- EXERCISE DETAILS:
The entries below should be given again exactly, minus their pictures.

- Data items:
==========
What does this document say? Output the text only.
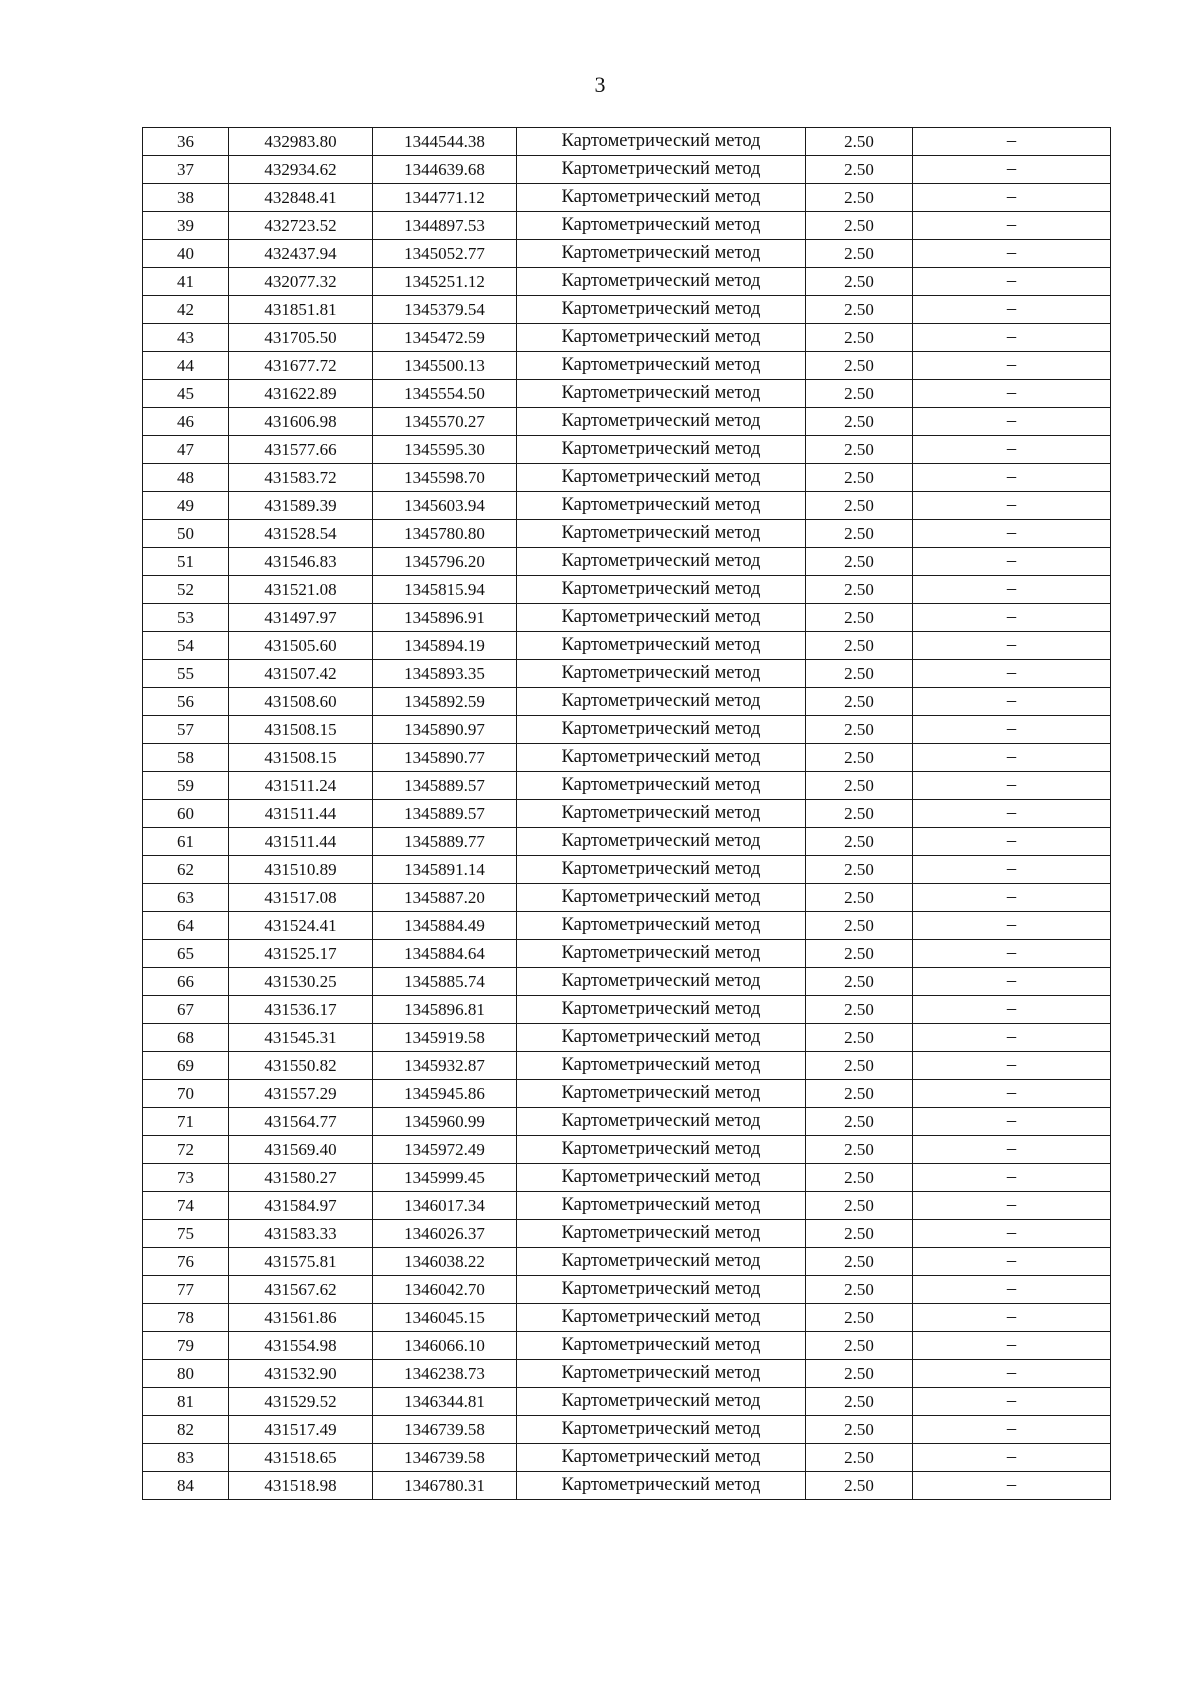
3
36	432983.80	1344544.38	Картометрический метод	2.50	–
37	432934.62	1344639.68	Картометрический метод	2.50	–
38	432848.41	1344771.12	Картометрический метод	2.50	–
39	432723.52	1344897.53	Картометрический метод	2.50	–
40	432437.94	1345052.77	Картометрический метод	2.50	–
41	432077.32	1345251.12	Картометрический метод	2.50	–
42	431851.81	1345379.54	Картометрический метод	2.50	–
43	431705.50	1345472.59	Картометрический метод	2.50	–
44	431677.72	1345500.13	Картометрический метод	2.50	–
45	431622.89	1345554.50	Картометрический метод	2.50	–
46	431606.98	1345570.27	Картометрический метод	2.50	–
47	431577.66	1345595.30	Картометрический метод	2.50	–
48	431583.72	1345598.70	Картометрический метод	2.50	–
49	431589.39	1345603.94	Картометрический метод	2.50	–
50	431528.54	1345780.80	Картометрический метод	2.50	–
51	431546.83	1345796.20	Картометрический метод	2.50	–
52	431521.08	1345815.94	Картометрический метод	2.50	–
53	431497.97	1345896.91	Картометрический метод	2.50	–
54	431505.60	1345894.19	Картометрический метод	2.50	–
55	431507.42	1345893.35	Картометрический метод	2.50	–
56	431508.60	1345892.59	Картометрический метод	2.50	–
57	431508.15	1345890.97	Картометрический метод	2.50	–
58	431508.15	1345890.77	Картометрический метод	2.50	–
59	431511.24	1345889.57	Картометрический метод	2.50	–
60	431511.44	1345889.57	Картометрический метод	2.50	–
61	431511.44	1345889.77	Картометрический метод	2.50	–
62	431510.89	1345891.14	Картометрический метод	2.50	–
63	431517.08	1345887.20	Картометрический метод	2.50	–
64	431524.41	1345884.49	Картометрический метод	2.50	–
65	431525.17	1345884.64	Картометрический метод	2.50	–
66	431530.25	1345885.74	Картометрический метод	2.50	–
67	431536.17	1345896.81	Картометрический метод	2.50	–
68	431545.31	1345919.58	Картометрический метод	2.50	–
69	431550.82	1345932.87	Картометрический метод	2.50	–
70	431557.29	1345945.86	Картометрический метод	2.50	–
71	431564.77	1345960.99	Картометрический метод	2.50	–
72	431569.40	1345972.49	Картометрический метод	2.50	–
73	431580.27	1345999.45	Картометрический метод	2.50	–
74	431584.97	1346017.34	Картометрический метод	2.50	–
75	431583.33	1346026.37	Картометрический метод	2.50	–
76	431575.81	1346038.22	Картометрический метод	2.50	–
77	431567.62	1346042.70	Картометрический метод	2.50	–
78	431561.86	1346045.15	Картометрический метод	2.50	–
79	431554.98	1346066.10	Картометрический метод	2.50	–
80	431532.90	1346238.73	Картометрический метод	2.50	–
81	431529.52	1346344.81	Картометрический метод	2.50	–
82	431517.49	1346739.58	Картометрический метод	2.50	–
83	431518.65	1346739.58	Картометрический метод	2.50	–
84	431518.98	1346780.31	Картометрический метод	2.50	–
==========
- FULL RESPONSE:
What does this document say? Output the text only.
3
36	432983.80	1344544.38	Картометрический метод	2.50	–
37	432934.62	1344639.68	Картометрический метод	2.50	–
38	432848.41	1344771.12	Картометрический метод	2.50	–
39	432723.52	1344897.53	Картометрический метод	2.50	–
40	432437.94	1345052.77	Картометрический метод	2.50	–
41	432077.32	1345251.12	Картометрический метод	2.50	–
42	431851.81	1345379.54	Картометрический метод	2.50	–
43	431705.50	1345472.59	Картометрический метод	2.50	–
44	431677.72	1345500.13	Картометрический метод	2.50	–
45	431622.89	1345554.50	Картометрический метод	2.50	–
46	431606.98	1345570.27	Картометрический метод	2.50	–
47	431577.66	1345595.30	Картометрический метод	2.50	–
48	431583.72	1345598.70	Картометрический метод	2.50	–
49	431589.39	1345603.94	Картометрический метод	2.50	–
50	431528.54	1345780.80	Картометрический метод	2.50	–
51	431546.83	1345796.20	Картометрический метод	2.50	–
52	431521.08	1345815.94	Картометрический метод	2.50	–
53	431497.97	1345896.91	Картометрический метод	2.50	–
54	431505.60	1345894.19	Картометрический метод	2.50	–
55	431507.42	1345893.35	Картометрический метод	2.50	–
56	431508.60	1345892.59	Картометрический метод	2.50	–
57	431508.15	1345890.97	Картометрический метод	2.50	–
58	431508.15	1345890.77	Картометрический метод	2.50	–
59	431511.24	1345889.57	Картометрический метод	2.50	–
60	431511.44	1345889.57	Картометрический метод	2.50	–
61	431511.44	1345889.77	Картометрический метод	2.50	–
62	431510.89	1345891.14	Картометрический метод	2.50	–
63	431517.08	1345887.20	Картометрический метод	2.50	–
64	431524.41	1345884.49	Картометрический метод	2.50	–
65	431525.17	1345884.64	Картометрический метод	2.50	–
66	431530.25	1345885.74	Картометрический метод	2.50	–
67	431536.17	1345896.81	Картометрический метод	2.50	–
68	431545.31	1345919.58	Картометрический метод	2.50	–
69	431550.82	1345932.87	Картометрический метод	2.50	–
70	431557.29	1345945.86	Картометрический метод	2.50	–
71	431564.77	1345960.99	Картометрический метод	2.50	–
72	431569.40	1345972.49	Картометрический метод	2.50	–
73	431580.27	1345999.45	Картометрический метод	2.50	–
74	431584.97	1346017.34	Картометрический метод	2.50	–
75	431583.33	1346026.37	Картометрический метод	2.50	–
76	431575.81	1346038.22	Картометрический метод	2.50	–
77	431567.62	1346042.70	Картометрический метод	2.50	–
78	431561.86	1346045.15	Картометрический метод	2.50	–
79	431554.98	1346066.10	Картометрический метод	2.50	–
80	431532.90	1346238.73	Картометрический метод	2.50	–
81	431529.52	1346344.81	Картометрический метод	2.50	–
82	431517.49	1346739.58	Картометрический метод	2.50	–
83	431518.65	1346739.58	Картометрический метод	2.50	–
84	431518.98	1346780.31	Картометрический метод	2.50	–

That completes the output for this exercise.